Start of Stored records

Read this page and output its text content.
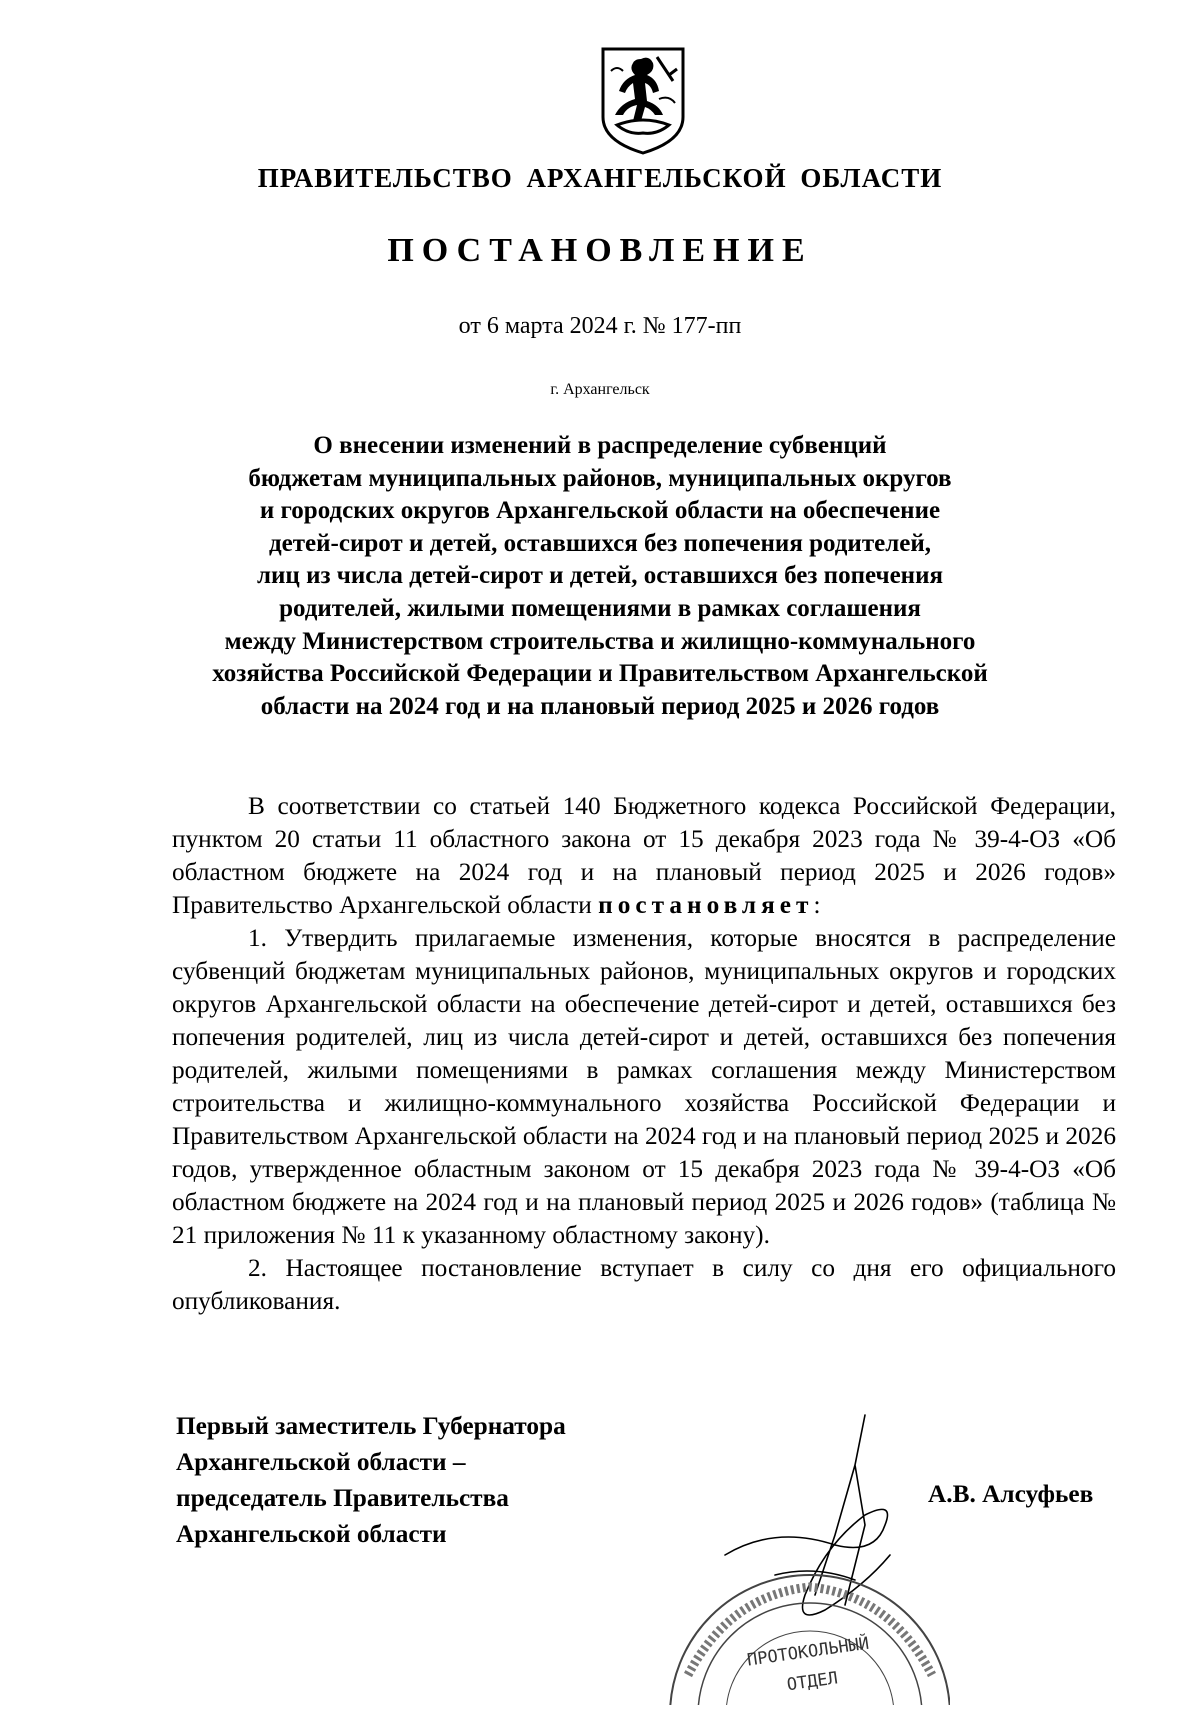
ПРАВИТЕЛЬСТВО АРХАНГЕЛЬСКОЙ ОБЛАСТИ
ПОСТАНОВЛЕНИЕ
от 6 марта 2024 г. № 177-пп
г. Архангельск
О внесении изменений в распределение субвенций
бюджетам муниципальных районов, муниципальных округов
и городских округов Архангельской области на обеспечение
детей-сирот и детей, оставшихся без попечения родителей,
лиц из числа детей-сирот и детей, оставшихся без попечения
родителей, жилыми помещениями в рамках соглашения
между Министерством строительства и жилищно-коммунального
хозяйства Российской Федерации и Правительством Архангельской
области на 2024 год и на плановый период 2025 и 2026 годов

В соответствии со статьей 140 Бюджетного кодекса Российской Федерации, пунктом 20 статьи 11 областного закона от 15 декабря 2023 года № 39-4-ОЗ «Об областном бюджете на 2024 год и на плановый период 2025 и 2026 годов» Правительство Архангельской области постановляет:

1. Утвердить прилагаемые изменения, которые вносятся в распределение субвенций бюджетам муниципальных районов, муниципальных округов и городских округов Архангельской области на обеспечение детей-сирот и детей, оставшихся без попечения родителей, лиц из числа детей-сирот и детей, оставшихся без попечения родителей, жилыми помещениями в рамках соглашения между Министерством строительства и жилищно-коммунального хозяйства Российской Федерации и Правительством Архангельской области на 2024 год и на плановый период 2025 и 2026 годов, утвержденное областным законом от 15 декабря 2023 года № 39-4-ОЗ «Об областном бюджете на 2024 год и на плановый период 2025 и 2026 годов» (таблица № 21 приложения № 11 к указанному областному закону).

2. Настоящее постановление вступает в силу со дня его официального опубликования.

Первый заместитель Губернатора
Архангельской области –
председатель Правительства
Архангельской области
А.В. Алсуфьев
ПРОТОКОЛЬНЫЙ
ОТДЕЛ
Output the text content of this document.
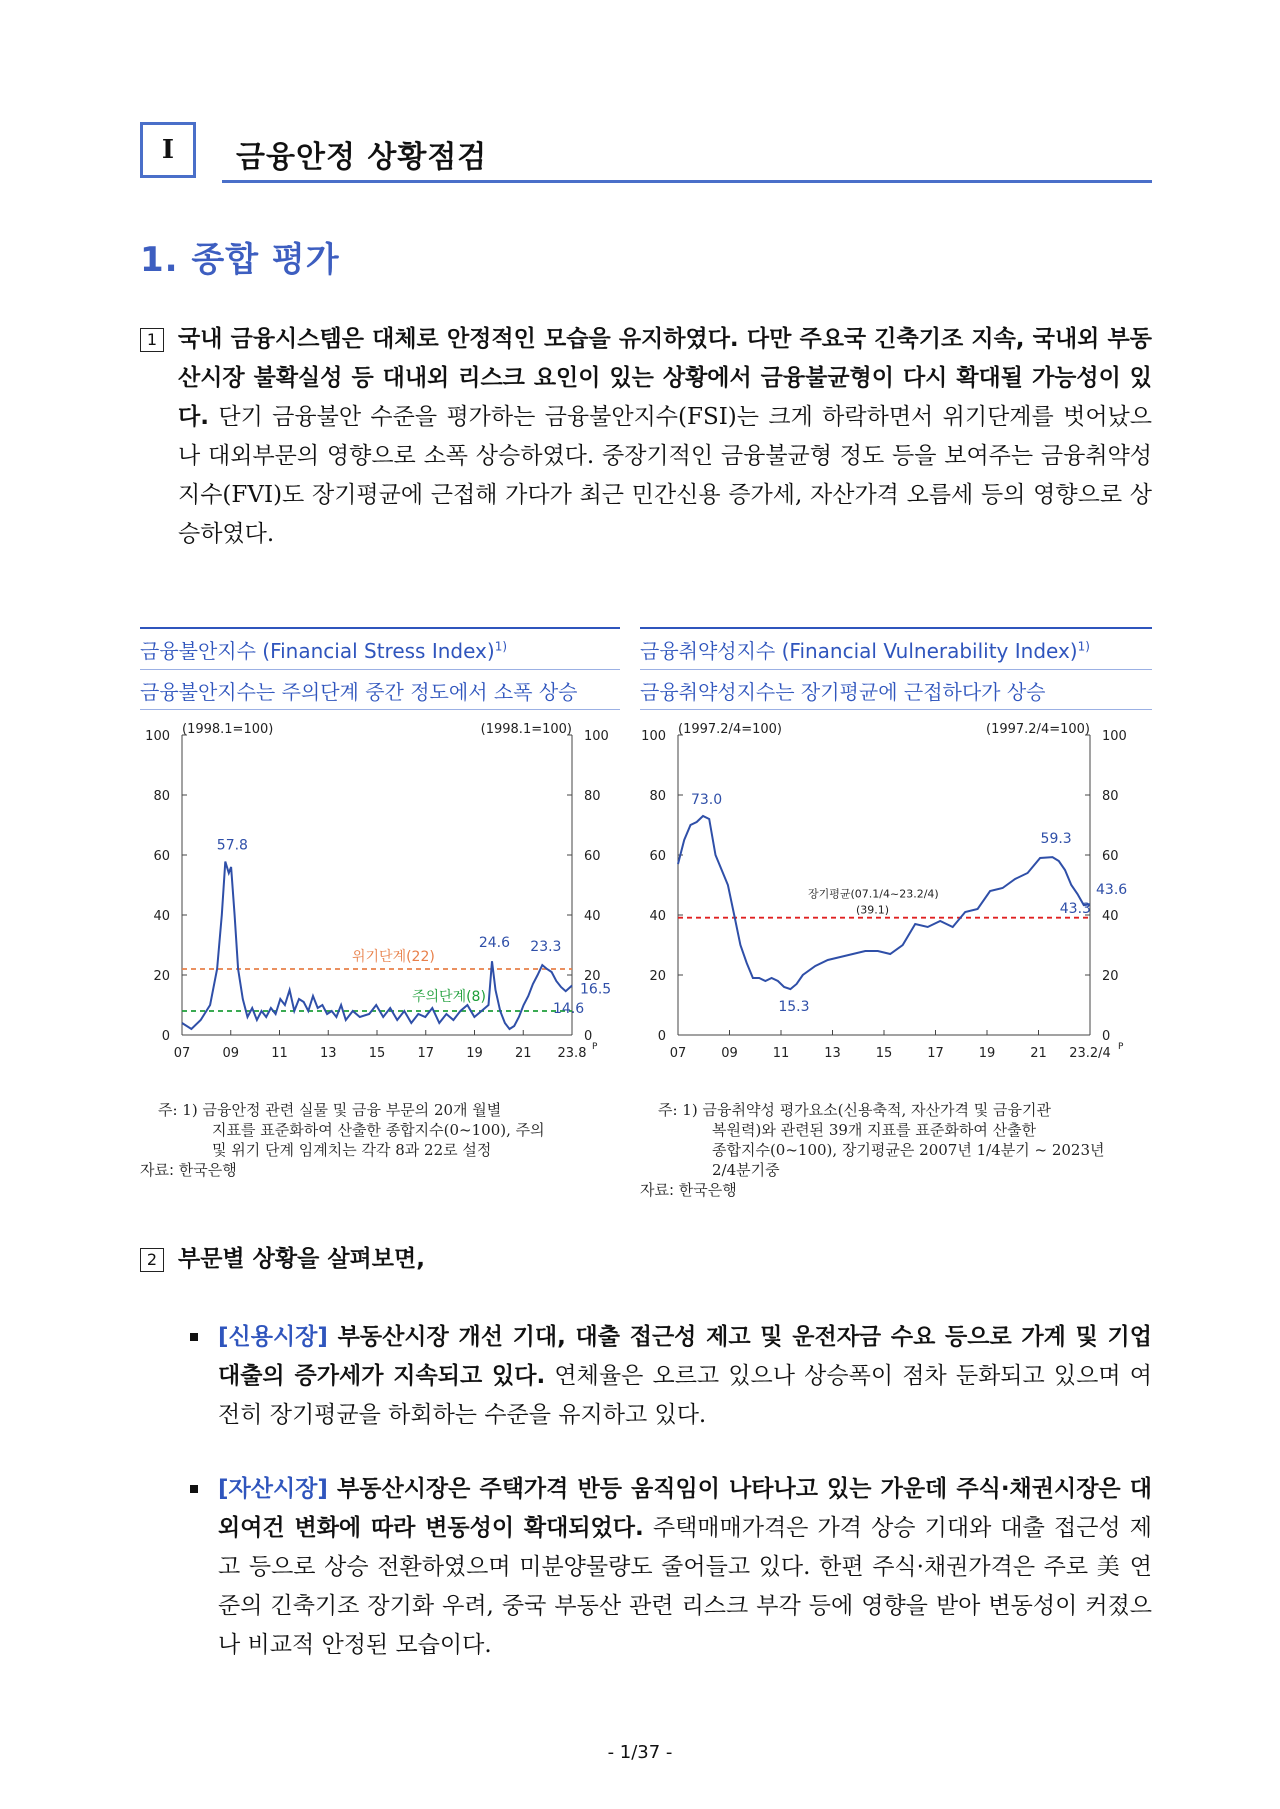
I 금융안정 상황점검
1. 종합 평가
1 국내 금융시스템은 대체로 안정적인 모습을 유지하였다. 다만 주요국 긴축기조 지속, 국내외 부동산시장 불확실성 등 대내외 리스크 요인이 있는 상황에서 금융불균형이 다시 확대될 가능성이 있다. 단기 금융불안 수준을 평가하는 금융불안지수(FSI)는 크게 하락하면서 위기단계를 벗어났으나 대외부문의 영향으로 소폭 상승하였다. 중장기적인 금융불균형 정도 등을 보여주는 금융취약성지수(FVI)도 장기평균에 근접해 가다가 최근 민간신용 증가세, 자산가격 오름세 등의 영향으로 상승하였다.
금융불안지수 (Financial Stress Index)$^{1)}$
금융불안지수는 주의단계 중간 정도에서 소폭 상승
금융취약성지수 (Financial Vulnerability Index)$^{1)}$
금융취약성지수는 장기평균에 근접하다가 상승
0	0
20	20
40	40
60	60
80	80
100	100
07 09 11 13 15 17 19 21 23.8 P
(1998.1=100)	(1998.1=100)
위기단계(22)
주의단계(8)
57.8
24.6 23.3
16.5
14.6
0	0
20	20
40	40
60	60
80	80
100	100
07	09	11	13	15	17	19	21 23.2/4 P
(1997.2/4=100)	(1997.2/4=100)
장기평균(07.1/4~23.2/4)
(39.1)
73.0
15.3
59.3
43.6
43.3
주: 1) 금융안정 관련 실물 및 금융 부문의 20개 월별
지표를 표준화하여 산출한 종합지수(0~100), 주의
및 위기 단계 임계치는 각각 8과 22로 설정
자료: 한국은행
주: 1) 금융취약성 평가요소(신용축적, 자산가격 및 금융기관
복원력)와 관련된 39개 지표를 표준화하여 산출한
종합지수(0~100), 장기평균은 2007년 1/4분기 ~ 2023년
2/4분기중
자료: 한국은행
2 부문별 상황을 살펴보면,
[신용시장] 부동산시장 개선 기대, 대출 접근성 제고 및 운전자금 수요 등으로 가계 및 기업 대출의 증가세가 지속되고 있다. 연체율은 오르고 있으나 상승폭이 점차 둔화되고 있으며 여전히 장기평균을 하회하는 수준을 유지하고 있다.
[자산시장] 부동산시장은 주택가격 반등 움직임이 나타나고 있는 가운데 주식·채권시장은 대외여건 변화에 따라 변동성이 확대되었다. 주택매매가격은 가격 상승 기대와 대출 접근성 제고 등으로 상승 전환하였으며 미분양물량도 줄어들고 있다. 한편 주식·채권가격은 주로 美 연준의 긴축기조 장기화 우려, 중국 부동산 관련 리스크 부각 등에 영향을 받아 변동성이 커졌으나 비교적 안정된 모습이다.
- 1/37 -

End of Stored records

_Given task_
Without the pictures, reproduce every line of the records above exactly.

_Output of the task_
Read this page and output its text content.
ПРАВИТЕЛЬСТВО АРХАНГЕЛЬСКОЙ ОБЛАСТИ
ПОСТАНОВЛЕНИЕ
от 6 марта 2024 г. № 177-пп
г. Архангельск
О внесении изменений в распределение субвенций
бюджетам муниципальных районов, муниципальных округов
и городских округов Архангельской области на обеспечение
детей-сирот и детей, оставшихся без попечения родителей,
лиц из числа детей-сирот и детей, оставшихся без попечения
родителей, жилыми помещениями в рамках соглашения
между Министерством строительства и жилищно-коммунального
хозяйства Российской Федерации и Правительством Архангельской
области на 2024 год и на плановый период 2025 и 2026 годов

В соответствии со статьей 140 Бюджетного кодекса Российской Федерации, пунктом 20 статьи 11 областного закона от 15 декабря 2023 года № 39-4-ОЗ «Об областном бюджете на 2024 год и на плановый период 2025 и 2026 годов» Правительство Архангельской области постановляет:

1. Утвердить прилагаемые изменения, которые вносятся в распределение субвенций бюджетам муниципальных районов, муниципальных округов и городских округов Архангельской области на обеспечение детей-сирот и детей, оставшихся без попечения родителей, лиц из числа детей-сирот и детей, оставшихся без попечения родителей, жилыми помещениями в рамках соглашения между Министерством строительства и жилищно-коммунального хозяйства Российской Федерации и Правительством Архангельской области на 2024 год и на плановый период 2025 и 2026 годов, утвержденное областным законом от 15 декабря 2023 года № 39-4-ОЗ «Об областном бюджете на 2024 год и на плановый период 2025 и 2026 годов» (таблица № 21 приложения № 11 к указанному областному закону).

2. Настоящее постановление вступает в силу со дня его официального опубликования.

Первый заместитель Губернатора
Архангельской области –
председатель Правительства
Архангельской области
А.В. Алсуфьев
ПРОТОКОЛЬНЫЙ
ОТДЕЛ
Output the text content of this document.
I 금융안정 상황점검
1. 종합 평가
1 국내 금융시스템은 대체로 안정적인 모습을 유지하였다. 다만 주요국 긴축기조 지속, 국내외 부동산시장 불확실성 등 대내외 리스크 요인이 있는 상황에서 금융불균형이 다시 확대될 가능성이 있다. 단기 금융불안 수준을 평가하는 금융불안지수(FSI)는 크게 하락하면서 위기단계를 벗어났으나 대외부문의 영향으로 소폭 상승하였다. 중장기적인 금융불균형 정도 등을 보여주는 금융취약성지수(FVI)도 장기평균에 근접해 가다가 최근 민간신용 증가세, 자산가격 오름세 등의 영향으로 상승하였다.
금융불안지수 (Financial Stress Index)$^{1)}$
금융불안지수는 주의단계 중간 정도에서 소폭 상승
금융취약성지수 (Financial Vulnerability Index)$^{1)}$
금융취약성지수는 장기평균에 근접하다가 상승
0	0
20	20
40	40
60	60
80	80
100	100
07 09 11 13 15 17 19 21 23.8 P
(1998.1=100)	(1998.1=100)
위기단계(22)
주의단계(8)
57.8
24.6 23.3
16.5
14.6
0	0
20	20
40	40
60	60
80	80
100	100
07	09	11	13	15	17	19	21 23.2/4 P
(1997.2/4=100)	(1997.2/4=100)
장기평균(07.1/4~23.2/4)
(39.1)
73.0
15.3
59.3
43.6
43.3
주: 1) 금융안정 관련 실물 및 금융 부문의 20개 월별
지표를 표준화하여 산출한 종합지수(0~100), 주의
및 위기 단계 임계치는 각각 8과 22로 설정
자료: 한국은행
주: 1) 금융취약성 평가요소(신용축적, 자산가격 및 금융기관
복원력)와 관련된 39개 지표를 표준화하여 산출한
종합지수(0~100), 장기평균은 2007년 1/4분기 ~ 2023년
2/4분기중
자료: 한국은행
2 부문별 상황을 살펴보면,
[신용시장] 부동산시장 개선 기대, 대출 접근성 제고 및 운전자금 수요 등으로 가계 및 기업 대출의 증가세가 지속되고 있다. 연체율은 오르고 있으나 상승폭이 점차 둔화되고 있으며 여전히 장기평균을 하회하는 수준을 유지하고 있다.
[자산시장] 부동산시장은 주택가격 반등 움직임이 나타나고 있는 가운데 주식·채권시장은 대외여건 변화에 따라 변동성이 확대되었다. 주택매매가격은 가격 상승 기대와 대출 접근성 제고 등으로 상승 전환하였으며 미분양물량도 줄어들고 있다. 한편 주식·채권가격은 주로 美 연준의 긴축기조 장기화 우려, 중국 부동산 관련 리스크 부각 등에 영향을 받아 변동성이 커졌으나 비교적 안정된 모습이다.
- 1/37 -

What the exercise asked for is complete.